RECORD EXTRACTS:
[START]

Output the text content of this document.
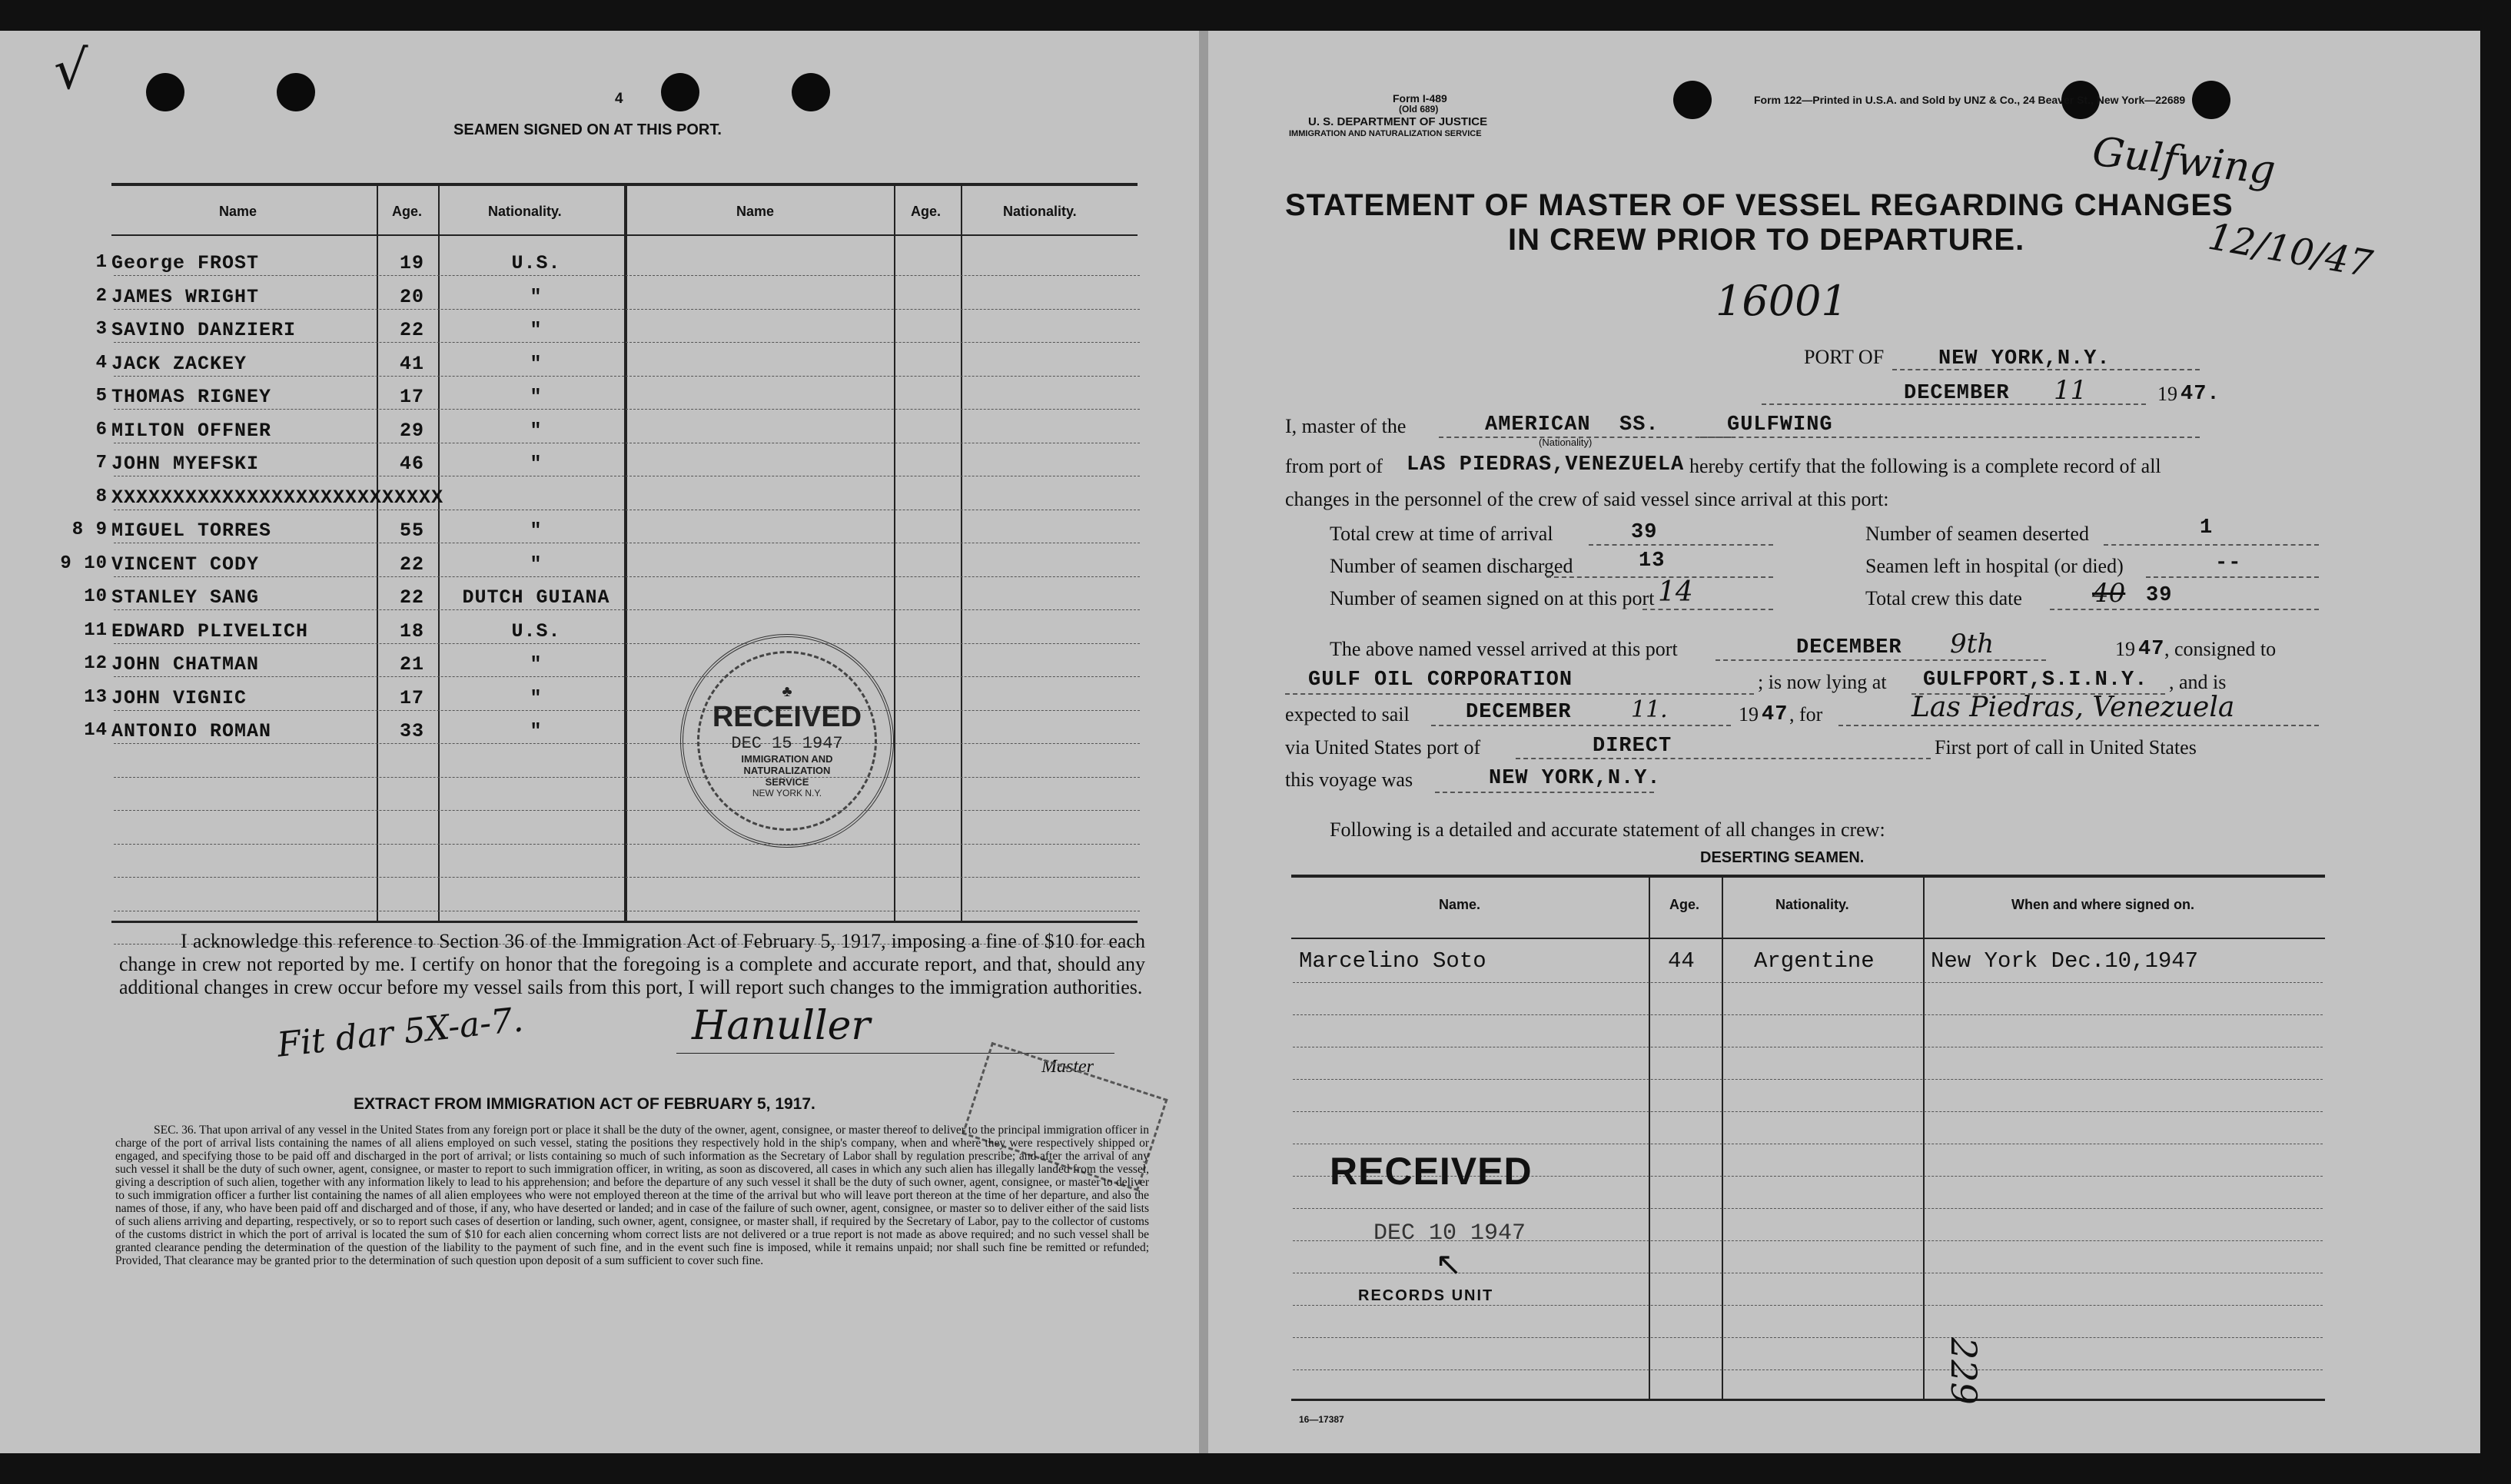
√	4
SEAMEN SIGNED ON AT THIS PORT.
Name	Age.	Nationality.	Name	Age.	Nationality.
1 George FROST	19	U.S.
2 JAMES WRIGHT	20	"
3 SAVINO DANZIERI	22	"
4 JACK ZACKEY	41	"
5 THOMAS RIGNEY	17	"
6 MILTON OFFNER	29	"
7 JOHN MYEFSKI	46	"
8 XXXXXXXXXXXXXXXXXXXXXXXXXXX
8 9 MIGUEL TORRES	55	"
9 10 VINCENT CODY	22	"
10 STANLEY SANG	22	DUTCH GUIANA
11 EDWARD PLIVELICH	18	U.S.
12 JOHN CHATMAN	21	"
13 JOHN VIGNIC	17	"
14 ANTONIO ROMAN	33	"
♣
RECEIVED
DEC 15 1947
IMMIGRATION AND NATURALIZATION SERVICE
NEW YORK N.Y.
I acknowledge this reference to Section 36 of the Immigration Act of February 5, 1917, imposing a fine of $10 for each change in crew not reported by me. I certify on honor that the foregoing is a complete and accurate report, and that, should any additional changes in crew occur before my vessel sails from this port, I will report such changes to the immigration authorities.
Fit dar 5X-a-7.	Hanuller
Master
EXTRACT FROM IMMIGRATION ACT OF FEBRUARY 5, 1917.
SEC. 36. That upon arrival of any vessel in the United States from any foreign port or place it shall be the duty of the owner, agent, consignee, or master thereof to deliver to the principal immigration officer in charge of the port of arrival lists containing the names of all aliens employed on such vessel, stating the positions they respectively hold in the ship's company, when and where they were respectively shipped or engaged, and specifying those to be paid off and discharged in the port of arrival; or lists containing so much of such information as the Secretary of Labor shall by regulation prescribe; and after the arrival of any such vessel it shall be the duty of such owner, agent, consignee, or master to report to such immigration officer, in writing, as soon as discovered, all cases in which any such alien has illegally landed from the vessel, giving a description of such alien, together with any information likely to lead to his apprehension; and before the departure of any such vessel it shall be the duty of such owner, agent, consignee, or master to deliver to such immigration officer a further list containing the names of all alien employees who were not employed thereon at the time of the arrival but who will leave port thereon at the time of her departure, and also the names of those, if any, who have been paid off and discharged and of those, if any, who have deserted or landed; and in case of the failure of such owner, agent, consignee, or master so to deliver either of the said lists of such aliens arriving and departing, respectively, or so to report such cases of desertion or landing, such owner, agent, consignee, or master shall, if required by the Secretary of Labor, pay to the collector of customs of the customs district in which the port of arrival is located the sum of $10 for each alien concerning whom correct lists are not delivered or a true report is not made as above required; and no such vessel shall be granted clearance pending the determination of the question of the liability to the payment of such fine, and in the event such fine is imposed, while it remains unpaid; nor shall such fine be remitted or refunded; Provided, That clearance may be granted prior to the determination of such question upon deposit of a sum sufficient to cover such fine.
Form I-489
(Old 689)
U. S. DEPARTMENT OF JUSTICE
IMMIGRATION AND NATURALIZATION SERVICE
Form 122—Printed in U.S.A. and Sold by UNZ & Co., 24 Beaver St., New York—22689
Gulfwing
12/10/47
STATEMENT OF MASTER OF VESSEL REGARDING CHANGES
IN CREW PRIOR TO DEPARTURE.
16001
PORT OF	NEW YORK,N.Y.
DECEMBER 11	19 47.
I, master of the	AMERICAN
(Nationality)
SS.	GULFWING
from port of LAS PIEDRAS,VENEZUELA hereby certify that the following is a complete record of all
changes in the personnel of the crew of said vessel since arrival at this port:
Total crew at time of arrival	39	Number of seamen deserted	1
Number of seamen discharged	13	Seamen left in hospital (or died)	--
Number of seamen signed on at this port 14	Total crew this date	40 39
The above named vessel arrived at this port	DECEMBER 9th	19 47 , consigned to
GULF OIL CORPORATION	; is now lying at GULFPORT,S.I.N.Y. , and is
expected to sail	DECEMBER	11.	19 47 , for	Las Piedras, Venezuela
via United States port of	DIRECT	First port of call in United States
this voyage was	NEW YORK,N.Y.
Following is a detailed and accurate statement of all changes in crew:
DESERTING SEAMEN.
Name.	Age.	Nationality.	When and where signed on.
Marcelino Soto	44	Argentine	New York Dec.10,1947
RECEIVED
DEC 10 1947
↖
RECORDS UNIT
229
16—17387
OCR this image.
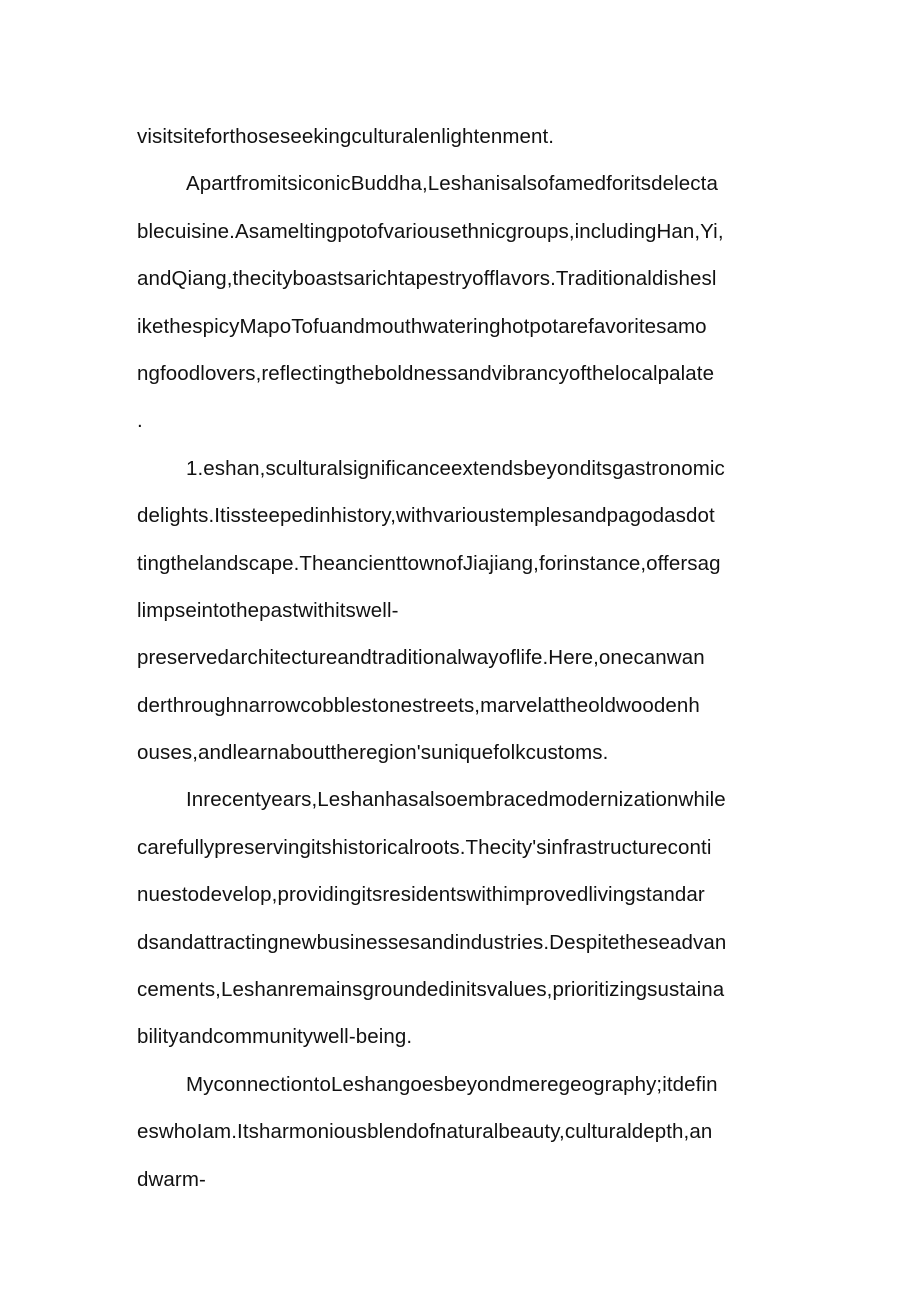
visitsiteforthoseseekingculturalenlightenment.
ApartfromitsiconicBuddha,Leshanisalsofamedforitsdelecta
blecuisine.Asameltingpotofvariousethnicgroups,includingHan,Yi,
andQiang,thecityboastsarichtapestryofflavors.Traditionaldishesl
ikethespicyMapoTofuandmouthwateringhotpotarefavoritesamo
ngfoodlovers,reflectingtheboldnessandvibrancyofthelocalpalate
.
1.eshan,sculturalsignificanceextendsbeyonditsgastronomic
delights.Itissteepedinhistory,withvarioustemplesandpagodasdot
tingthelandscape.TheancienttownofJiajiang,forinstance,offersag
limpseintothepastwithitswell-
preservedarchitectureandtraditionalwayoflife.Here,onecanwan
derthroughnarrowcobblestonestreets,marvelattheoldwoodenh
ouses,andlearnabouttheregion'suniquefolkcustoms.
Inrecentyears,Leshanhasalsoembracedmodernizationwhile
carefullypreservingitshistoricalroots.Thecity'sinfrastructureconti
nuestodevelop,providingitsresidentswithimprovedlivingstandar
dsandattractingnewbusinessesandindustries.Despitetheseadvan
cements,Leshanremainsgroundedinitsvalues,prioritizingsustaina
bilityandcommunitywell-being.
MyconnectiontoLeshangoesbeyondmeregeography;itdefin
eswhoIam.Itsharmoniousblendofnaturalbeauty,culturaldepth,an
dwarm-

[END]

STATED PROBLEM:
Retype each record exactly as it stands, but do not include the pictures.

RESULT:
Output the text content of this document.
√	4
SEAMEN SIGNED ON AT THIS PORT.
Name	Age.	Nationality.	Name	Age.	Nationality.
1 George FROST	19	U.S.
2 JAMES WRIGHT	20	"
3 SAVINO DANZIERI	22	"
4 JACK ZACKEY	41	"
5 THOMAS RIGNEY	17	"
6 MILTON OFFNER	29	"
7 JOHN MYEFSKI	46	"
8 XXXXXXXXXXXXXXXXXXXXXXXXXXX
8 9 MIGUEL TORRES	55	"
9 10 VINCENT CODY	22	"
10 STANLEY SANG	22	DUTCH GUIANA
11 EDWARD PLIVELICH	18	U.S.
12 JOHN CHATMAN	21	"
13 JOHN VIGNIC	17	"
14 ANTONIO ROMAN	33	"
♣
RECEIVED
DEC 15 1947
IMMIGRATION AND NATURALIZATION SERVICE
NEW YORK N.Y.
I acknowledge this reference to Section 36 of the Immigration Act of February 5, 1917, imposing a fine of $10 for each change in crew not reported by me. I certify on honor that the foregoing is a complete and accurate report, and that, should any additional changes in crew occur before my vessel sails from this port, I will report such changes to the immigration authorities.
Fit dar 5X-a-7.	Hanuller
Master
EXTRACT FROM IMMIGRATION ACT OF FEBRUARY 5, 1917.
SEC. 36. That upon arrival of any vessel in the United States from any foreign port or place it shall be the duty of the owner, agent, consignee, or master thereof to deliver to the principal immigration officer in charge of the port of arrival lists containing the names of all aliens employed on such vessel, stating the positions they respectively hold in the ship's company, when and where they were respectively shipped or engaged, and specifying those to be paid off and discharged in the port of arrival; or lists containing so much of such information as the Secretary of Labor shall by regulation prescribe; and after the arrival of any such vessel it shall be the duty of such owner, agent, consignee, or master to report to such immigration officer, in writing, as soon as discovered, all cases in which any such alien has illegally landed from the vessel, giving a description of such alien, together with any information likely to lead to his apprehension; and before the departure of any such vessel it shall be the duty of such owner, agent, consignee, or master to deliver to such immigration officer a further list containing the names of all alien employees who were not employed thereon at the time of the arrival but who will leave port thereon at the time of her departure, and also the names of those, if any, who have been paid off and discharged and of those, if any, who have deserted or landed; and in case of the failure of such owner, agent, consignee, or master so to deliver either of the said lists of such aliens arriving and departing, respectively, or so to report such cases of desertion or landing, such owner, agent, consignee, or master shall, if required by the Secretary of Labor, pay to the collector of customs of the customs district in which the port of arrival is located the sum of $10 for each alien concerning whom correct lists are not delivered or a true report is not made as above required; and no such vessel shall be granted clearance pending the determination of the question of the liability to the payment of such fine, and in the event such fine is imposed, while it remains unpaid; nor shall such fine be remitted or refunded; Provided, That clearance may be granted prior to the determination of such question upon deposit of a sum sufficient to cover such fine.
Form I-489
(Old 689)
U. S. DEPARTMENT OF JUSTICE
IMMIGRATION AND NATURALIZATION SERVICE
Form 122—Printed in U.S.A. and Sold by UNZ & Co., 24 Beaver St., New York—22689
Gulfwing
12/10/47
STATEMENT OF MASTER OF VESSEL REGARDING CHANGES
IN CREW PRIOR TO DEPARTURE.
16001
PORT OF	NEW YORK,N.Y.
DECEMBER 11	19 47.
I, master of the	AMERICAN
(Nationality)
SS.	GULFWING
from port of LAS PIEDRAS,VENEZUELA hereby certify that the following is a complete record of all
changes in the personnel of the crew of said vessel since arrival at this port:
Total crew at time of arrival	39	Number of seamen deserted	1
Number of seamen discharged	13	Seamen left in hospital (or died)	--
Number of seamen signed on at this port 14	Total crew this date	40 39
The above named vessel arrived at this port	DECEMBER 9th	19 47 , consigned to
GULF OIL CORPORATION	; is now lying at GULFPORT,S.I.N.Y. , and is
expected to sail	DECEMBER	11.	19 47 , for	Las Piedras, Venezuela
via United States port of	DIRECT	First port of call in United States
this voyage was	NEW YORK,N.Y.
Following is a detailed and accurate statement of all changes in crew:
DESERTING SEAMEN.
Name.	Age.	Nationality.	When and where signed on.
Marcelino Soto	44	Argentine	New York Dec.10,1947
RECEIVED
DEC 10 1947
↖
RECORDS UNIT
229
16—17387
OCR this image.
visitsiteforthoseseekingculturalenlightenment.
ApartfromitsiconicBuddha,Leshanisalsofamedforitsdelecta
blecuisine.Asameltingpotofvariousethnicgroups,includingHan,Yi,
andQiang,thecityboastsarichtapestryofflavors.Traditionaldishesl
ikethespicyMapoTofuandmouthwateringhotpotarefavoritesamo
ngfoodlovers,reflectingtheboldnessandvibrancyofthelocalpalate
.
1.eshan,sculturalsignificanceextendsbeyonditsgastronomic
delights.Itissteepedinhistory,withvarioustemplesandpagodasdot
tingthelandscape.TheancienttownofJiajiang,forinstance,offersag
limpseintothepastwithitswell-
preservedarchitectureandtraditionalwayoflife.Here,onecanwan
derthroughnarrowcobblestonestreets,marvelattheoldwoodenh
ouses,andlearnabouttheregion'suniquefolkcustoms.
Inrecentyears,Leshanhasalsoembracedmodernizationwhile
carefullypreservingitshistoricalroots.Thecity'sinfrastructureconti
nuestodevelop,providingitsresidentswithimprovedlivingstandar
dsandattractingnewbusinessesandindustries.Despitetheseadvan
cements,Leshanremainsgroundedinitsvalues,prioritizingsustaina
bilityandcommunitywell-being.
MyconnectiontoLeshangoesbeyondmeregeography;itdefin
eswhoIam.Itsharmoniousblendofnaturalbeauty,culturaldepth,an
dwarm-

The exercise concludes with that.